Instructions to follow
Give back each entry unchanged, minus pictures.

Records from a dataset
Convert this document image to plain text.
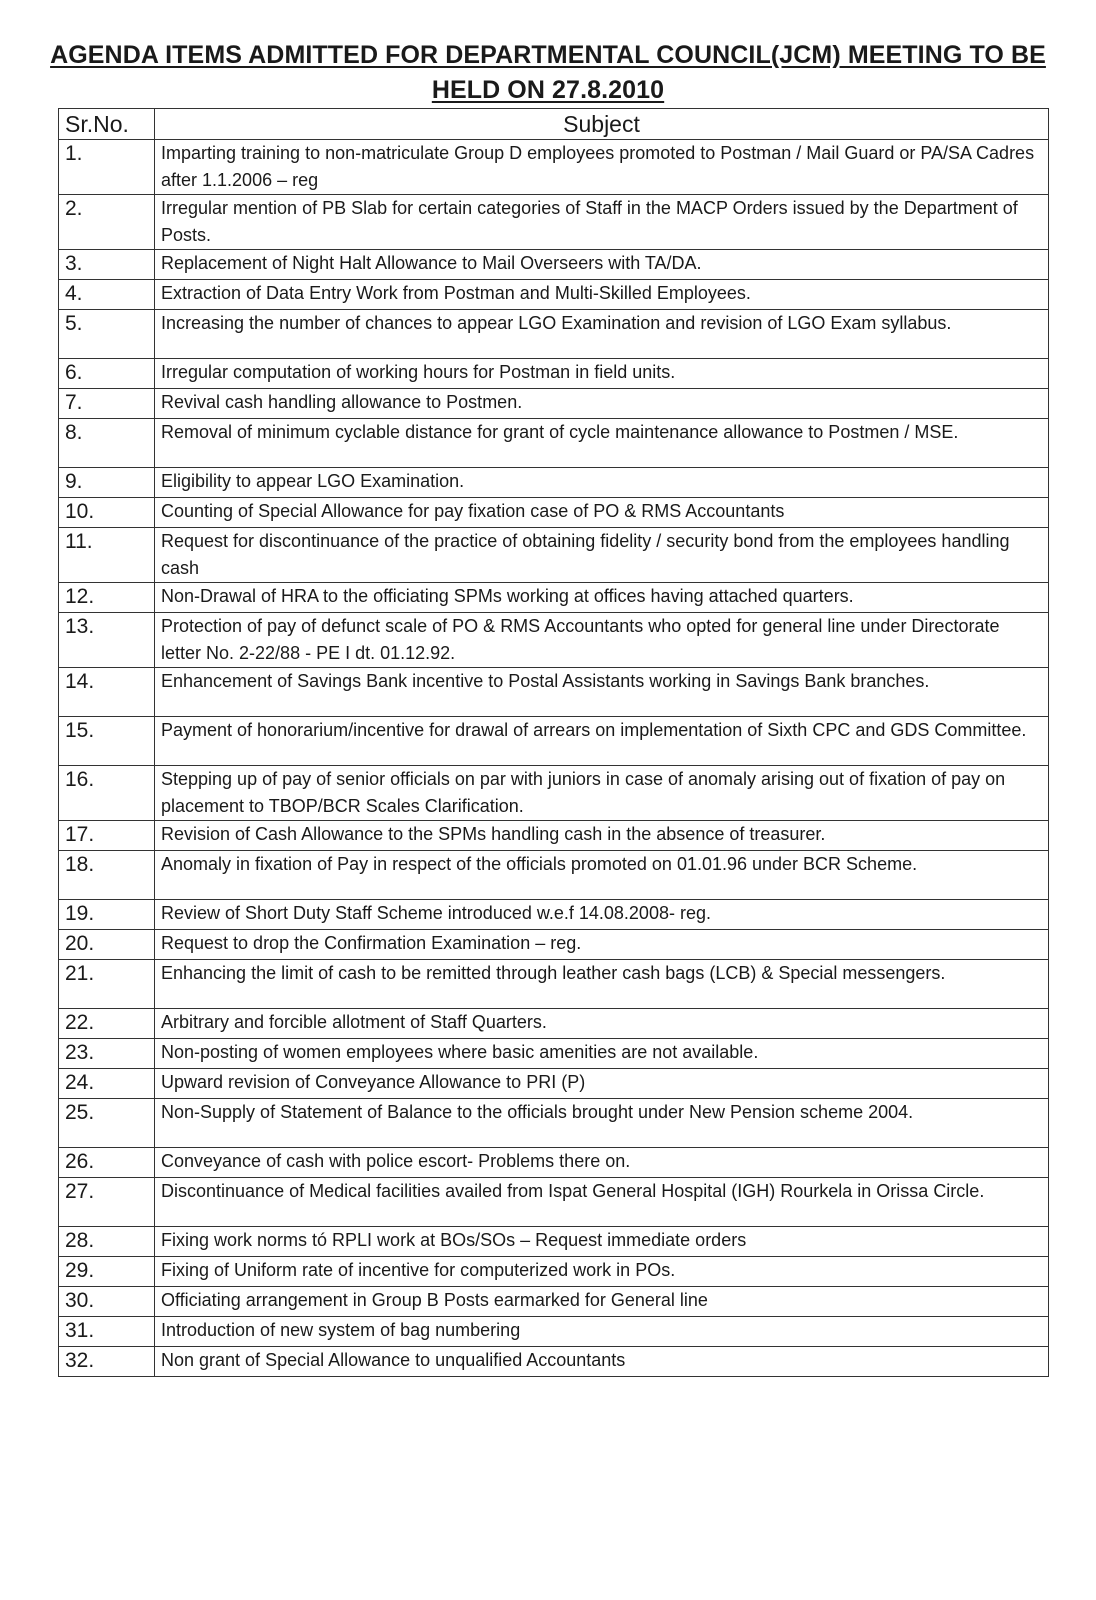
AGENDA ITEMS ADMITTED FOR DEPARTMENTAL COUNCIL(JCM) MEETING TO BE
HELD ON 27.8.2010
Sr.No.	Subject
1.	Imparting training to non-matriculate Group D employees promoted to Postman / Mail Guard or PA/SA Cadres after 1.1.2006 – reg
2.	Irregular mention of PB Slab for certain categories of Staff in the MACP Orders issued by the Department of Posts.
3.	Replacement of Night Halt Allowance to Mail Overseers with TA/DA.
4.	Extraction of Data Entry Work from Postman and Multi-Skilled Employees.
5.	Increasing the number of chances to appear LGO Examination and revision of LGO Exam syllabus.
6.	Irregular computation of working hours for Postman in field units.
7.	Revival cash handling allowance to Postmen.
8.	Removal of minimum cyclable distance for grant of cycle maintenance allowance to Postmen / MSE.
9.	Eligibility to appear LGO Examination.
10.	Counting of Special Allowance for pay fixation case of PO & RMS Accountants
11.	Request for discontinuance of the practice of obtaining fidelity / security bond from the employees handling cash
12.	Non-Drawal of HRA to the officiating SPMs working at offices having attached quarters.
13.	Protection of pay of defunct scale of PO & RMS Accountants who opted for general line under Directorate letter No. 2-22/88 - PE I dt. 01.12.92.
14.	Enhancement of Savings Bank incentive to Postal Assistants working in Savings Bank branches.
15.	Payment of honorarium/incentive for drawal of arrears on implementation of Sixth CPC and GDS Committee.
16.	Stepping up of pay of senior officials on par with juniors in case of anomaly arising out of fixation of pay on placement to TBOP/BCR Scales Clarification.
17.	Revision of Cash Allowance to the SPMs handling cash in the absence of treasurer.
18.	Anomaly in fixation of Pay in respect of the officials promoted on 01.01.96 under BCR Scheme.
19.	Review of Short Duty Staff Scheme introduced w.e.f 14.08.2008- reg.
20.	Request to drop the Confirmation Examination – reg.
21.	Enhancing the limit of cash to be remitted through leather cash bags (LCB) & Special messengers.
22.	Arbitrary and forcible allotment of Staff Quarters.
23.	Non-posting of women employees where basic amenities are not available.
24.	Upward revision of Conveyance Allowance to PRI (P)
25.	Non-Supply of Statement of Balance to the officials brought under New Pension scheme 2004.
26.	Conveyance of cash with police escort- Problems there on.
27.	Discontinuance of Medical facilities availed from Ispat General Hospital (IGH) Rourkela in Orissa Circle.
28.	Fixing work norms tó RPLI work at BOs/SOs – Request immediate orders
29.	Fixing of Uniform rate of incentive for computerized work in POs.
30.	Officiating arrangement in Group B Posts earmarked for General line
31.	Introduction of new system of bag numbering
32.	Non grant of Special Allowance to unqualified Accountants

Finished task
Convert this document image to plain text.
AGENDA ITEMS ADMITTED FOR DEPARTMENTAL COUNCIL(JCM) MEETING TO BE
HELD ON 27.8.2010
Sr.No.	Subject
1.	Imparting training to non-matriculate Group D employees promoted to Postman / Mail Guard or PA/SA Cadres after 1.1.2006 – reg
2.	Irregular mention of PB Slab for certain categories of Staff in the MACP Orders issued by the Department of Posts.
3.	Replacement of Night Halt Allowance to Mail Overseers with TA/DA.
4.	Extraction of Data Entry Work from Postman and Multi-Skilled Employees.
5.	Increasing the number of chances to appear LGO Examination and revision of LGO Exam syllabus.
6.	Irregular computation of working hours for Postman in field units.
7.	Revival cash handling allowance to Postmen.
8.	Removal of minimum cyclable distance for grant of cycle maintenance allowance to Postmen / MSE.
9.	Eligibility to appear LGO Examination.
10.	Counting of Special Allowance for pay fixation case of PO & RMS Accountants
11.	Request for discontinuance of the practice of obtaining fidelity / security bond from the employees handling cash
12.	Non-Drawal of HRA to the officiating SPMs working at offices having attached quarters.
13.	Protection of pay of defunct scale of PO & RMS Accountants who opted for general line under Directorate letter No. 2-22/88 - PE I dt. 01.12.92.
14.	Enhancement of Savings Bank incentive to Postal Assistants working in Savings Bank branches.
15.	Payment of honorarium/incentive for drawal of arrears on implementation of Sixth CPC and GDS Committee.
16.	Stepping up of pay of senior officials on par with juniors in case of anomaly arising out of fixation of pay on placement to TBOP/BCR Scales Clarification.
17.	Revision of Cash Allowance to the SPMs handling cash in the absence of treasurer.
18.	Anomaly in fixation of Pay in respect of the officials promoted on 01.01.96 under BCR Scheme.
19.	Review of Short Duty Staff Scheme introduced w.e.f 14.08.2008- reg.
20.	Request to drop the Confirmation Examination – reg.
21.	Enhancing the limit of cash to be remitted through leather cash bags (LCB) & Special messengers.
22.	Arbitrary and forcible allotment of Staff Quarters.
23.	Non-posting of women employees where basic amenities are not available.
24.	Upward revision of Conveyance Allowance to PRI (P)
25.	Non-Supply of Statement of Balance to the officials brought under New Pension scheme 2004.
26.	Conveyance of cash with police escort- Problems there on.
27.	Discontinuance of Medical facilities availed from Ispat General Hospital (IGH) Rourkela in Orissa Circle.
28.	Fixing work norms tó RPLI work at BOs/SOs – Request immediate orders
29.	Fixing of Uniform rate of incentive for computerized work in POs.
30.	Officiating arrangement in Group B Posts earmarked for General line
31.	Introduction of new system of bag numbering
32.	Non grant of Special Allowance to unqualified Accountants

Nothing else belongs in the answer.